TASK BRIEF
Carry on the discussion below about OpenRCT2 crashing on Korean scenario names, picking up after its final comment.

Generated from vanilla RCT2 (not a steam edition. Steam edition does not support korean)

All 32 comments

Until recently, OpenRCT2 would save newly created scenarios in the wrong encoding. But since it also loaded scenario names in the wrong encoding, this was never obvious.

In any case, it should not crash because of encoding going wrong.

adding utf-8 string check to GetScenarioInfo solves this problem.(not convert to utf-8 if string is already utf-8)
but it will be better if encoding is checked by library like libicu.

http://rctsc.telk.kr
There are about 600 custom scenarios literally and most of them are unplayable because of this bug.(having korean in names)

#7414 fixes the scenario list, but no fixes at scenario description. (=> My misunderstand)

(Labeled region rows)
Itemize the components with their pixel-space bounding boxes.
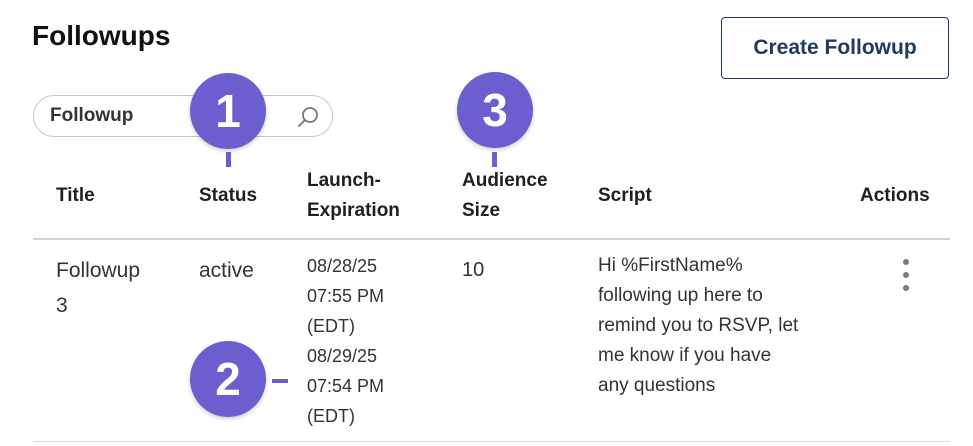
header-divider <box>33 238 950 240</box>
column-header-actions: Actions <box>860 185 930 206</box>
script-line: any questions <box>598 375 716 396</box>
callout-2-pointer <box>272 379 288 383</box>
column-header-launch-line1: Launch- <box>307 170 381 191</box>
cell-title: Followup 3 <box>56 253 140 323</box>
cell-title-line2: 3 <box>56 294 68 317</box>
column-header-status: Status <box>199 185 258 206</box>
row-divider <box>33 441 950 442</box>
create-followup-button[interactable]: Create Followup <box>721 17 949 79</box>
callout-3-pointer <box>492 152 497 167</box>
callout-2: 2 <box>190 341 266 417</box>
script-line: remind you to RSVP, let <box>598 315 799 336</box>
cell-status: active <box>199 259 254 282</box>
column-header-audience-line1: Audience <box>462 170 548 191</box>
callout-1-pointer <box>226 152 231 167</box>
cell-launch-expiration: 08/28/25 07:55 PM (EDT) 08/29/25 07:54 P… <box>307 251 384 431</box>
script-line: me know if you have <box>598 345 772 366</box>
launch-timezone: (EDT) <box>307 316 355 336</box>
launch-time: 07:55 PM <box>307 286 385 306</box>
cell-audience-size: 10 <box>462 259 485 281</box>
expiration-date: 08/29/25 <box>307 346 378 366</box>
search-icon[interactable] <box>296 105 320 129</box>
column-header-audience-size: Audience Size <box>462 166 548 226</box>
cell-title-line1: Followup <box>56 259 141 282</box>
menu-dot <box>903 259 909 265</box>
page-title: Followups <box>32 20 171 51</box>
column-header-title: Title <box>56 185 95 206</box>
column-header-launch-line2: Expiration <box>307 200 400 221</box>
script-line: Hi %FirstName% <box>598 255 743 276</box>
cell-script: Hi %FirstName% following up here to remi… <box>598 251 798 401</box>
expiration-timezone: (EDT) <box>307 406 355 426</box>
script-line: following up here to <box>598 285 763 306</box>
launch-date: 08/28/25 <box>307 256 378 276</box>
column-header-audience-line2: Size <box>462 200 501 221</box>
column-header-launch-expiration: Launch- Expiration <box>307 166 400 226</box>
search-box[interactable] <box>33 95 333 137</box>
kebab-menu-icon[interactable] <box>897 257 915 293</box>
callout-3: 3 <box>457 72 533 148</box>
expiration-time: 07:54 PM <box>307 376 385 396</box>
column-header-script: Script <box>598 185 652 206</box>
callout-1: 1 <box>190 73 266 149</box>
menu-dot <box>903 285 909 291</box>
menu-dot <box>903 272 909 278</box>
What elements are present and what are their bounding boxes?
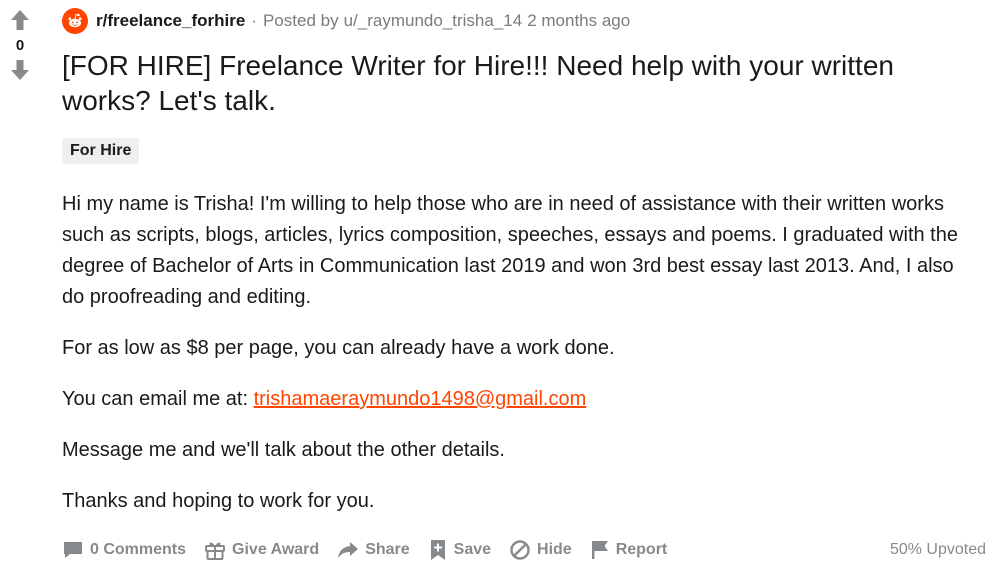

RESPONSE
And even the rendering bug is occured as you can see below (No pause button in main menu, sometimes window rendering is made incorrectly):

image

I can reproduce the rendering issue using English, too. For me, the pause button does appear, but chunks of the menus themselves are missing, including the background. This notably happens on the save menu, for me. I'm guessing this is unrelated to the character set changes, but I have not had time to bisect the issue.

@telk5093 names are not fixed. try delete scenarios.idx file. scenario names will break again

@telk5093 In the original Korean version of RCT2, is it possible to save scenario descriptions in Korean?

@Gymnasiast Yes, it is stored in modified CP-1252.

Can you provide me with a scenario with Korean descriptions, created in the original Korean version of RCT2?

@Gymnasiast Please wait a couple of hours.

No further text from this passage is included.